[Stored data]

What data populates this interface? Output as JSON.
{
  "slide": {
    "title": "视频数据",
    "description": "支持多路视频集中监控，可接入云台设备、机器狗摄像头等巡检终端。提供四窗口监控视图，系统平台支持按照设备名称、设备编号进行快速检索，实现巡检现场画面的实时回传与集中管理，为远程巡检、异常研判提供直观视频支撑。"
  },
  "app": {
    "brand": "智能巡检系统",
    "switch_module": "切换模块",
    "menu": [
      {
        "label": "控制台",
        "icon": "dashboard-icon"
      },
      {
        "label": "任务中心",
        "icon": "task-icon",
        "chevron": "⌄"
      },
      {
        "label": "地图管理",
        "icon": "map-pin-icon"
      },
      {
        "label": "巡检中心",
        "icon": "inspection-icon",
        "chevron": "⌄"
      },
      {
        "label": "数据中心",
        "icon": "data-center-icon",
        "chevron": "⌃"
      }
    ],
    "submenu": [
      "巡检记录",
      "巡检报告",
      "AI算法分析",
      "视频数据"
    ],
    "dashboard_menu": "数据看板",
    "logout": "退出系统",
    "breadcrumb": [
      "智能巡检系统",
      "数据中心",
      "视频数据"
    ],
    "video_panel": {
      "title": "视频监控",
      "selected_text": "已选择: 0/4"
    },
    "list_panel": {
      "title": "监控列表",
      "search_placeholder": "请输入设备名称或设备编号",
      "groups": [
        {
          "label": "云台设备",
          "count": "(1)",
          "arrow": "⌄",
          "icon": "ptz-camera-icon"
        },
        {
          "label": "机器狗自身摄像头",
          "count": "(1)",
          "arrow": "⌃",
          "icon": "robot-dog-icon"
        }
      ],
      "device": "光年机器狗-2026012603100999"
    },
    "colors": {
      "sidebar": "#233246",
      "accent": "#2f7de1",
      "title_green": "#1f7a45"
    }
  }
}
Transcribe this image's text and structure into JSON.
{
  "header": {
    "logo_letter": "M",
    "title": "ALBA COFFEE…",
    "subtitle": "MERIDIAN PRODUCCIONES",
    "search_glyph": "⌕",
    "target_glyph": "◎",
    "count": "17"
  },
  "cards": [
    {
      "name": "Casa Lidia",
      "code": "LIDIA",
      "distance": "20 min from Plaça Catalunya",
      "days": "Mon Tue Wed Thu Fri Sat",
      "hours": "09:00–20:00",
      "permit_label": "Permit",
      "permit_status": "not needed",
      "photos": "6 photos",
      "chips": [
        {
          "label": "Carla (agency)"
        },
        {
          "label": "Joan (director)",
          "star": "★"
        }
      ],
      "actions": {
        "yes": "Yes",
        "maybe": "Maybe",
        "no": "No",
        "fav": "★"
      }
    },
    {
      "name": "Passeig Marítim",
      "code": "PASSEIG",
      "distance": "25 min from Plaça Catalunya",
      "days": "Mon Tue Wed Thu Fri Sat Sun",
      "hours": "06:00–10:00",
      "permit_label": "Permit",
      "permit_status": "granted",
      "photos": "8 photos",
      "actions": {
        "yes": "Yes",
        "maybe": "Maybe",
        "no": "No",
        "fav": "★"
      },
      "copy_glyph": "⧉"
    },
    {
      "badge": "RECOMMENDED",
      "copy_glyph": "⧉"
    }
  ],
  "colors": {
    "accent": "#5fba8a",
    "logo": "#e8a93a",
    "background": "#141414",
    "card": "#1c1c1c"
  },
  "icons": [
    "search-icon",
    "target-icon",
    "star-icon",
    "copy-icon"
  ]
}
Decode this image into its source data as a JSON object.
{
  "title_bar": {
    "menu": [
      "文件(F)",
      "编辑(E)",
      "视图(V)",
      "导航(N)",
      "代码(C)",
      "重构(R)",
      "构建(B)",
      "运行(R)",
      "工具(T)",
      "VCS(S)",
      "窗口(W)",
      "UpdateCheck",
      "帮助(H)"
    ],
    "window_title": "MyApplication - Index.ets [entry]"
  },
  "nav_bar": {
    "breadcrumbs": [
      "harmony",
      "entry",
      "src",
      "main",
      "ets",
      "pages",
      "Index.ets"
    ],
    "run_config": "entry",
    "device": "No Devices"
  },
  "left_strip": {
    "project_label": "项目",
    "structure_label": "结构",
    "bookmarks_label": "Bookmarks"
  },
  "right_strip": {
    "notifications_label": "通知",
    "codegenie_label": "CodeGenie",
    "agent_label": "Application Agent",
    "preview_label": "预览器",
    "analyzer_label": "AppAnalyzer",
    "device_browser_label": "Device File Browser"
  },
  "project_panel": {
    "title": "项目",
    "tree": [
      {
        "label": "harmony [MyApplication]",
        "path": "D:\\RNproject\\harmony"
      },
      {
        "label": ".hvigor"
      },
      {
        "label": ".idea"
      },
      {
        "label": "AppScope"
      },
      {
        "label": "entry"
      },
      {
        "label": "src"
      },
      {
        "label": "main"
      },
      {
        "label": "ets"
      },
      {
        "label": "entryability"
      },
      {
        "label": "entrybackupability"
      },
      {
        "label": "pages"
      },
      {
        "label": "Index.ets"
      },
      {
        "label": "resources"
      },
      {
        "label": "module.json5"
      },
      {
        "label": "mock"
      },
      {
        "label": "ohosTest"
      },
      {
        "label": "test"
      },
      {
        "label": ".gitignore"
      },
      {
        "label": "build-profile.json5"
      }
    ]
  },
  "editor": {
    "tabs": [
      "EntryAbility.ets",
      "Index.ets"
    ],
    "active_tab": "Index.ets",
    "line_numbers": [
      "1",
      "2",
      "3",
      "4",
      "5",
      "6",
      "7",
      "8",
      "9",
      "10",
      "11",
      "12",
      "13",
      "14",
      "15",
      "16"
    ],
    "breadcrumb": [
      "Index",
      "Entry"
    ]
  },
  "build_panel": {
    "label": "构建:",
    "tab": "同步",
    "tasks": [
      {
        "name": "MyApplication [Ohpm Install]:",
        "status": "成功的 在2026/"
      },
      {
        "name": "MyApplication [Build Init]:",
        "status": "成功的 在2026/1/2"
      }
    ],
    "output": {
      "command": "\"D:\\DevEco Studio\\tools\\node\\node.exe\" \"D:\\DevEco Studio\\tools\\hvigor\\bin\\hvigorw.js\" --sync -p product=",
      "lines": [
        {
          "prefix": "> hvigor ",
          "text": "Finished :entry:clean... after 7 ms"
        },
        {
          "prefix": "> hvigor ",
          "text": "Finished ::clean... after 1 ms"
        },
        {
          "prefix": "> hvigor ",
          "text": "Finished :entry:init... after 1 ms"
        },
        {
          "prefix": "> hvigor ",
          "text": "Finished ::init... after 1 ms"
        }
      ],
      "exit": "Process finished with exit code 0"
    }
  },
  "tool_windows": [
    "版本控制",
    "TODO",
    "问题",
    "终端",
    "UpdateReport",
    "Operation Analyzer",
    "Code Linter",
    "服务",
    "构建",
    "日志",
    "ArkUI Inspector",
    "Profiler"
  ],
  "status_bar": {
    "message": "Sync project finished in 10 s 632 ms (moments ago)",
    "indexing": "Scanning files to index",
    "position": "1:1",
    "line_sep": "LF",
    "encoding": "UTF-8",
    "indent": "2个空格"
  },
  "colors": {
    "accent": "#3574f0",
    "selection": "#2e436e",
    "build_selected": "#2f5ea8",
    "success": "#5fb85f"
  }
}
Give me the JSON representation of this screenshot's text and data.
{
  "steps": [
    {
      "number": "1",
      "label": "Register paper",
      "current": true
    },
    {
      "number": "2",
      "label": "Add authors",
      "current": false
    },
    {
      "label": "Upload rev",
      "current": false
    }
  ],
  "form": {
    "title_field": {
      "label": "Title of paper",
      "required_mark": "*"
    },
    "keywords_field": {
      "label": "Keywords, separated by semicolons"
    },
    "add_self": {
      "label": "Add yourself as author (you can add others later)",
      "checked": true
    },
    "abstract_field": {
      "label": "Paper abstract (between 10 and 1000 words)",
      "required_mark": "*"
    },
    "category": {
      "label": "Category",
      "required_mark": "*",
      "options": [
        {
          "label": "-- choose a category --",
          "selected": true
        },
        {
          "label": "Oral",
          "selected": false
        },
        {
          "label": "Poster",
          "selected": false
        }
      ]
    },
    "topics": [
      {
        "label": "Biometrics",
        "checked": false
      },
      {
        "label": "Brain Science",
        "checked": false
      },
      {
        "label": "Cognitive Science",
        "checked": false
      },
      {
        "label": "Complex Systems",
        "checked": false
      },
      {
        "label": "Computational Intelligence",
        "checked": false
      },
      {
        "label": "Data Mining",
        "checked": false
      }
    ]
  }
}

EXERCISE => Give nothing but the count of lines in the listing above that hold the string "distance".

REPLY TO THE TASK => 2